Exercise task a
List every film directed by Amir Naderi that the review names.

Article
Manhattan By Numbers: True Grit And An Orwellian Spirit

Posted by By at 21 November, at 14 : 05 PM Print


New York- Amir Naderi’s Manhattan By Numbers manages to become a mesmerizing quest for meaning simply by projecting Manhattan into the foreground and its narrative in the background. Is this the city (or, rather, the borough) that launched a thousand dreams? Hardly. Mr. Naderi is closer in spirit to the George Orwell of Down and Out in Paris and London. Mr. Naderi has been living on the Lower East Side since 1987, and has been walking around Manhattan much of that time with his movie camera. Before that, in his native Iran, he had written and directed 11 feature films since 1970, seven of which found their way into festivals around the world. I am familiar with only two: The Runner (1984) and Water, Wind, Sand (1985). Both works reflect their creator’s recurring concerns with poverty, struggle and survival, concerns that are reiterated in Manhattan by Numbers.

Bahman Maghsoudlou profiled the director in 1991 in The Asian Film Magazine, writing, “Naderi was born in the port city of Abadan. Orphaned at the age of five, he grew up as a street urchin, struggling to support himself and survive in an impoverished society by selling iced water to passers-by, shining shoes and gathering and selling empty beer bottles that had been dumped into the sea by passing ships.”

Exercise task b
Reproduce the lines of the records from the line with "wind-vector-head xyxy=(477,471,484,478)" to the line with "panel-1-bar xyxy=(304,140,308,142)", both included.

Material supplied
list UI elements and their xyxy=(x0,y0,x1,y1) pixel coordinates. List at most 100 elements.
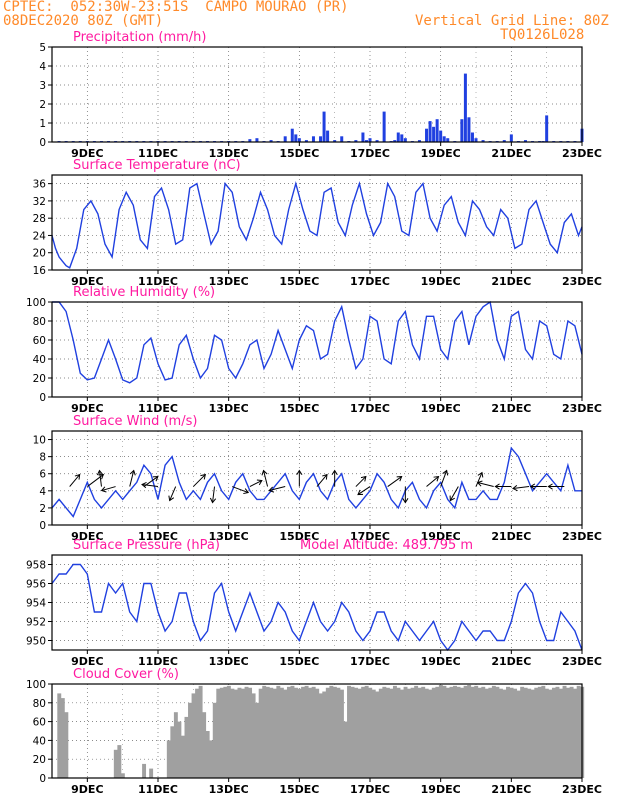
wind-vector-head xyxy=(477,471,484,478)
wind-vector xyxy=(357,486,371,495)
panel-6-cloud-bar xyxy=(375,691,380,778)
panel-2-xtick-label: 13DEC xyxy=(209,275,249,288)
panel-1-ytick-label: 2 xyxy=(39,99,46,111)
panel-6-cloud-bar xyxy=(173,712,178,778)
wind-vector-head xyxy=(168,495,175,502)
panel-1-bar xyxy=(403,138,407,142)
panel-3-xtick-label: 11DEC xyxy=(138,402,178,415)
wind-vector-head xyxy=(322,473,328,480)
panel-6-cloud-bar xyxy=(506,686,510,778)
panel-6-ytick-label: 100 xyxy=(26,679,46,691)
model-altitude-label: Model Altitude: 489.795 m xyxy=(300,538,473,553)
panel-6-cloud-bar xyxy=(488,687,493,778)
wind-vector-head xyxy=(433,475,440,482)
wind-vector xyxy=(249,480,263,487)
panel-1-bar xyxy=(470,132,474,142)
panel-6-cloud-bar xyxy=(548,689,553,778)
panel-3-series-line xyxy=(52,300,583,384)
panel-1-bar xyxy=(361,132,365,142)
panel-4-xtick-label: 21DEC xyxy=(491,530,531,543)
panel-1-bar xyxy=(428,121,432,142)
panel-5-ytick-label: 950 xyxy=(26,636,46,648)
wind-vector-head xyxy=(512,484,518,492)
panel-1-bar xyxy=(446,138,450,142)
panel-1-bar xyxy=(248,139,252,142)
panel-2-xtick-label: 9DEC xyxy=(71,275,103,288)
panel-6-cloud-bar xyxy=(431,687,436,778)
panel-6-cloud-bar xyxy=(498,688,503,778)
wind-vector xyxy=(212,486,216,503)
panel-5-ytick-label: 952 xyxy=(26,617,46,629)
panel-1-bar xyxy=(463,73,467,142)
panel-6-cloud-bar xyxy=(262,685,267,778)
panel-6-cloud-bar xyxy=(417,687,422,778)
panel-6-cloud-bar xyxy=(442,685,447,778)
wind-vector xyxy=(269,486,286,492)
panel-5-ytick-label: 954 xyxy=(26,598,46,610)
panel-1-bar xyxy=(435,119,439,142)
panel-6-cloud-bar xyxy=(117,745,122,778)
panel-1-bar xyxy=(304,140,308,142)
panel-1-xtick-label: 11DEC xyxy=(138,147,178,160)
panel-1-bar xyxy=(333,140,337,142)
panel-1-bar xyxy=(481,140,485,142)
panel-6-cloud-bar xyxy=(438,684,443,778)
panel-2-ytick-label: 36 xyxy=(33,179,47,191)
panel-3-xtick-label: 9DEC xyxy=(71,402,103,415)
wind-vector-head xyxy=(268,486,275,493)
panel-6-cloud-bar xyxy=(318,693,323,778)
panel-6-xtick-label: 9DEC xyxy=(71,783,103,796)
panel-1-ytick-label: 3 xyxy=(39,80,46,92)
panel-5-xtick-label: 11DEC xyxy=(138,655,178,668)
wind-vector-head xyxy=(494,483,500,490)
panel-1-bar xyxy=(340,136,344,142)
panel-6-cloud-bar xyxy=(449,686,454,778)
panel-6-cloud-bar xyxy=(421,686,426,778)
panel-6-cloud-bar xyxy=(555,686,560,778)
panel-1-bar xyxy=(311,136,315,142)
panel-6-ytick-label: 20 xyxy=(33,754,46,766)
wind-vector-head xyxy=(396,476,403,482)
panel-6-ytick-label: 80 xyxy=(33,698,46,710)
panel-6-cloud-bar xyxy=(350,686,355,778)
panel-1-frame xyxy=(51,46,583,143)
panel-6-cloud-bar xyxy=(456,686,461,778)
panel-2-ytick-label: 20 xyxy=(33,248,46,260)
panel-6-cloud-bar xyxy=(343,721,348,778)
panel-6-cloud-bar xyxy=(297,688,302,778)
panel-6-cloud-bar xyxy=(120,773,125,778)
panel-6-ytick-label: 0 xyxy=(39,773,46,785)
wind-vector xyxy=(98,470,102,487)
panel-6-cloud-bar xyxy=(463,685,468,778)
panel-6-cloud-bar xyxy=(219,687,224,778)
panel-6-cloud-bar xyxy=(435,686,440,778)
panel-5-series-line xyxy=(51,563,583,652)
wind-vector-head xyxy=(476,480,483,487)
panel-6-cloud-bar xyxy=(255,702,260,778)
product-code: TQ0126L028 xyxy=(500,27,585,43)
wind-vector-head xyxy=(529,483,536,490)
panel-6-cloud-bar xyxy=(491,685,496,778)
panel-3-xtick-label: 17DEC xyxy=(350,402,390,415)
panel-6-cloud-bar xyxy=(170,726,175,778)
panel-6-cloud-bar xyxy=(223,686,228,778)
wind-vector-head xyxy=(261,469,268,476)
panel-6-cloud-bar xyxy=(403,686,408,778)
panel-6-cloud-bar xyxy=(57,693,62,778)
panel-1-bar xyxy=(400,134,404,142)
panel-6-cloud-bar xyxy=(149,768,154,778)
panel-1-xtick-label: 13DEC xyxy=(209,147,249,160)
panel-6-cloud-bar xyxy=(113,749,118,778)
panel-4-ytick-label: 8 xyxy=(39,452,46,464)
panel-1-title: Precipitation (mm/h) xyxy=(73,30,206,45)
panel-4-xtick-label: 17DEC xyxy=(350,530,390,543)
panel-5-xtick-label: 21DEC xyxy=(491,655,531,668)
panel-6-cloud-bar xyxy=(428,689,433,778)
panel-6-cloud-bar xyxy=(325,687,330,778)
panel-4-frame xyxy=(51,430,583,526)
panel-6-cloud-bar xyxy=(541,685,546,778)
wind-vector-head xyxy=(141,481,147,489)
panel-2-xtick-label: 21DEC xyxy=(491,275,531,288)
panel-1-bar xyxy=(502,140,506,142)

Task answer a
- Manhattan By Numbers
- The Runner (1984)
- Water, Wind, Sand (1985)

Task answer b
wind-vector-head xyxy=(477,471,484,478)
wind-vector xyxy=(357,486,371,495)
panel-6-cloud-bar xyxy=(375,691,380,778)
panel-2-xtick-label: 13DEC xyxy=(209,275,249,288)
panel-1-ytick-label: 2 xyxy=(39,99,46,111)
panel-6-cloud-bar xyxy=(173,712,178,778)
wind-vector-head xyxy=(168,495,175,502)
panel-1-bar xyxy=(403,138,407,142)
panel-3-xtick-label: 11DEC xyxy=(138,402,178,415)
wind-vector-head xyxy=(322,473,328,480)
panel-6-cloud-bar xyxy=(506,686,510,778)
panel-6-ytick-label: 100 xyxy=(26,679,46,691)
model-altitude-label: Model Altitude: 489.795 m xyxy=(300,538,473,553)
panel-6-cloud-bar xyxy=(488,687,493,778)
wind-vector-head xyxy=(433,475,440,482)
wind-vector xyxy=(249,480,263,487)
panel-1-bar xyxy=(470,132,474,142)
panel-6-cloud-bar xyxy=(548,689,553,778)
panel-3-series-line xyxy=(52,300,583,384)
panel-1-bar xyxy=(361,132,365,142)
panel-4-xtick-label: 21DEC xyxy=(491,530,531,543)
panel-1-bar xyxy=(428,121,432,142)
panel-5-ytick-label: 950 xyxy=(26,636,46,648)
wind-vector-head xyxy=(512,484,518,492)
panel-1-bar xyxy=(446,138,450,142)
panel-1-bar xyxy=(248,139,252,142)
panel-2-xtick-label: 9DEC xyxy=(71,275,103,288)
panel-6-cloud-bar xyxy=(431,687,436,778)
panel-6-cloud-bar xyxy=(498,688,503,778)
wind-vector xyxy=(212,486,216,503)
panel-5-ytick-label: 952 xyxy=(26,617,46,629)
panel-1-bar xyxy=(463,73,467,142)
panel-6-cloud-bar xyxy=(262,685,267,778)
panel-6-cloud-bar xyxy=(417,687,422,778)
panel-6-cloud-bar xyxy=(442,685,447,778)
wind-vector xyxy=(269,486,286,492)
panel-5-ytick-label: 954 xyxy=(26,598,46,610)
panel-1-bar xyxy=(435,119,439,142)
panel-6-cloud-bar xyxy=(117,745,122,778)
panel-1-bar xyxy=(304,140,308,142)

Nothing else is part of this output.